= What you will do =
Collect every line of the records below that contains the word "Zones".

[Collected data]
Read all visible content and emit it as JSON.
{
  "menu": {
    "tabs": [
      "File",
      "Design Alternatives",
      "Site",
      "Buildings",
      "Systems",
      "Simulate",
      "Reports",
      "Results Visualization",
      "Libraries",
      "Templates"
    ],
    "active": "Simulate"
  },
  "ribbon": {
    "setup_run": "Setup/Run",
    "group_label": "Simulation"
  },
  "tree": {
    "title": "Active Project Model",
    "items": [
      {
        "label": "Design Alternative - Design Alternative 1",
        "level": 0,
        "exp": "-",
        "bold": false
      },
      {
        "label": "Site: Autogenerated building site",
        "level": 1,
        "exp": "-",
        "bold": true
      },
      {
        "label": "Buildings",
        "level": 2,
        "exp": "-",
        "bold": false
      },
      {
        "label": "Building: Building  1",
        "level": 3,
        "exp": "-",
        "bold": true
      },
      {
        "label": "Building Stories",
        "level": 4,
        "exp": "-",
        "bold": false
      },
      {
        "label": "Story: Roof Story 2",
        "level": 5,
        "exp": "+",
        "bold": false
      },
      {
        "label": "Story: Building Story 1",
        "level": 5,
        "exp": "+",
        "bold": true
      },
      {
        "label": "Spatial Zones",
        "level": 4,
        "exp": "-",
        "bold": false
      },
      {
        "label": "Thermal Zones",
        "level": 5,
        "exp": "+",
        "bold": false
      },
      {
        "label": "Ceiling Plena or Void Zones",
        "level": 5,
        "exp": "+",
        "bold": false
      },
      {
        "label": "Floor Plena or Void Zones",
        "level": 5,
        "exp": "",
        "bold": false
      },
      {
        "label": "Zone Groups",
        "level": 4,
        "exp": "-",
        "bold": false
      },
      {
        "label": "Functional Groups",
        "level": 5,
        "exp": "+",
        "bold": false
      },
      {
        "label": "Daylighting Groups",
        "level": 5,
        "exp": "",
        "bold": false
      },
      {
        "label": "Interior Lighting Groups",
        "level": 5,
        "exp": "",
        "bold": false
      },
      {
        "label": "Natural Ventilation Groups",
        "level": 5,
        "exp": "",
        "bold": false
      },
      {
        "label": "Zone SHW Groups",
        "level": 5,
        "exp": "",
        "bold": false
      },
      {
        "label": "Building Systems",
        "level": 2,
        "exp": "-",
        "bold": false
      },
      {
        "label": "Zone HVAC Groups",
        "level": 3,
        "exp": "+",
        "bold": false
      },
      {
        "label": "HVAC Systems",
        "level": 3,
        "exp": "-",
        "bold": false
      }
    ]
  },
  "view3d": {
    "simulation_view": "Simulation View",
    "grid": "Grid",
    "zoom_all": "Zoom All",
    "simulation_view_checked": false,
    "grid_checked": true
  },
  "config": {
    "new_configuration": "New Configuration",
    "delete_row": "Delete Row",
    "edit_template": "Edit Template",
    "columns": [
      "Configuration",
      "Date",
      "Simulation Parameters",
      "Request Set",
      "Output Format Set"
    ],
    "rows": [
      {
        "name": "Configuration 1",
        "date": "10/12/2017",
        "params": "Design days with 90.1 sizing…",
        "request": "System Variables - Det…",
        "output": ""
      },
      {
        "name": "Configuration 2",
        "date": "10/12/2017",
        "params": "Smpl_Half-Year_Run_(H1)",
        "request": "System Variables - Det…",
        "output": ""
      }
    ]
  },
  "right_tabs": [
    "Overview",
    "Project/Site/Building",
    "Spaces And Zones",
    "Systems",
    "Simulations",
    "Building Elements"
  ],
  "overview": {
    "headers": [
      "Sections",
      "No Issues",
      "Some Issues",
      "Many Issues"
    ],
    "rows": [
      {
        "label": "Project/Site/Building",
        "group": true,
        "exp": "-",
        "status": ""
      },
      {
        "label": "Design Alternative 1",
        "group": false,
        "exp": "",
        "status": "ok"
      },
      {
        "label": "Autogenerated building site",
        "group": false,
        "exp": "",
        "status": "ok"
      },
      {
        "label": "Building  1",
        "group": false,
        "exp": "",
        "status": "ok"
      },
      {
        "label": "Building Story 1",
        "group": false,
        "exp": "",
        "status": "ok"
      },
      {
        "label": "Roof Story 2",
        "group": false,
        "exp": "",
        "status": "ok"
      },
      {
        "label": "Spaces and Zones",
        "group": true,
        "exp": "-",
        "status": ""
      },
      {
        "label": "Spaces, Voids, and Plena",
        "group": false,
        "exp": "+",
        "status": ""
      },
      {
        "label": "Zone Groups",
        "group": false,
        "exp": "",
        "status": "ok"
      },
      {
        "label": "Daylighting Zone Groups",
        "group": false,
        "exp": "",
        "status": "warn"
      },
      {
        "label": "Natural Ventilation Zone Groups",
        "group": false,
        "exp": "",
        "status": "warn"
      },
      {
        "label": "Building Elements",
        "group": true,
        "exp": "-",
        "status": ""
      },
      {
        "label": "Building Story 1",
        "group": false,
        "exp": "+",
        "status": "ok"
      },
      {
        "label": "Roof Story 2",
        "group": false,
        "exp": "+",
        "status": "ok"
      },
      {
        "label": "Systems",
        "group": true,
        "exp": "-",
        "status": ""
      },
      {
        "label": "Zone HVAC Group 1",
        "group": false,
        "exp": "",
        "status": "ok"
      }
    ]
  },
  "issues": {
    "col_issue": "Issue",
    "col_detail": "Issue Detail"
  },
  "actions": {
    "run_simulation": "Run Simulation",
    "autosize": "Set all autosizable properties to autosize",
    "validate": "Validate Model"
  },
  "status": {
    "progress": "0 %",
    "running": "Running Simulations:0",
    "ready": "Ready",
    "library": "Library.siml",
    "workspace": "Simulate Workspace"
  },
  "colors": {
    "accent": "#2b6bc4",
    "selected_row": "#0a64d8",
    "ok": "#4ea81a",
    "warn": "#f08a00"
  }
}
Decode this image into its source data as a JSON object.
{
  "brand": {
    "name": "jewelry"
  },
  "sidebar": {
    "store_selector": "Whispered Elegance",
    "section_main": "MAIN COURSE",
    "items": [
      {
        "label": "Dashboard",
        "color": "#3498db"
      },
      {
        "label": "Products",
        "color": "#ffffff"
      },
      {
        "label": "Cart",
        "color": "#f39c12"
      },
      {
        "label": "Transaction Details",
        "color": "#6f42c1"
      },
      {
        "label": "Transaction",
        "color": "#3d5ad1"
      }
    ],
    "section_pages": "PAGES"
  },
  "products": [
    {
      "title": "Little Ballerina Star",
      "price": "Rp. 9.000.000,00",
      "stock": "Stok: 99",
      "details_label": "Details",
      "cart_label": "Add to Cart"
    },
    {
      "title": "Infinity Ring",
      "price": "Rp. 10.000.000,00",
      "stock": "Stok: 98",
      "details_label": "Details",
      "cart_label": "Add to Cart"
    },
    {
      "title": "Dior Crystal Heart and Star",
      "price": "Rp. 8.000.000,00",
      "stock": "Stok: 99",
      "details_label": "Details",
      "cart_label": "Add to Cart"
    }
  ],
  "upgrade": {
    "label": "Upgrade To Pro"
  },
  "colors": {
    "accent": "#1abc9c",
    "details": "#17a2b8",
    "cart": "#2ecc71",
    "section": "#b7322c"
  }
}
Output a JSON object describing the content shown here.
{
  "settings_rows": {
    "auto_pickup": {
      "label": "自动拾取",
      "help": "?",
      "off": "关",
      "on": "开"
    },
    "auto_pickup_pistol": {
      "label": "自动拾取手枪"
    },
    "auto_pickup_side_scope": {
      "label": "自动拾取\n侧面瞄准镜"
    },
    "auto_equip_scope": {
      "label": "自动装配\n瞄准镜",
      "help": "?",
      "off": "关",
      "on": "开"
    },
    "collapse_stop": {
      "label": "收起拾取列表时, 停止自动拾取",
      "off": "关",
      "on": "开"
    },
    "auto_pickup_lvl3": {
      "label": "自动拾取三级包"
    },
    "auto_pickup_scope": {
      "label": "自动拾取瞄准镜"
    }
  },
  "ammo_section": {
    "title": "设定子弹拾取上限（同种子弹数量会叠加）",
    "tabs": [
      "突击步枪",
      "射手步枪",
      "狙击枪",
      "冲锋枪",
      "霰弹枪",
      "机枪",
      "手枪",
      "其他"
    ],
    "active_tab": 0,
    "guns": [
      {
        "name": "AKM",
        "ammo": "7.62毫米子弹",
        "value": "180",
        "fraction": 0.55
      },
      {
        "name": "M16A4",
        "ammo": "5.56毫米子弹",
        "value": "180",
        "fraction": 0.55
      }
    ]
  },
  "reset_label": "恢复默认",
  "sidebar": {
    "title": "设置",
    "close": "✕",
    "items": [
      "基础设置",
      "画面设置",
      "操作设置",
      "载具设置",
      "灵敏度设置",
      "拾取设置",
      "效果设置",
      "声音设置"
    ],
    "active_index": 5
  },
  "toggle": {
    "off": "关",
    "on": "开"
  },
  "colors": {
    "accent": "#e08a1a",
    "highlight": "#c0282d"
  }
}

= Reply =
        "label": "Spatial Zones",
        "label": "Thermal Zones",
        "label": "Ceiling Plena or Void Zones",
        "label": "Floor Plena or Void Zones",
    "Spaces And Zones",
        "label": "Spaces and Zones",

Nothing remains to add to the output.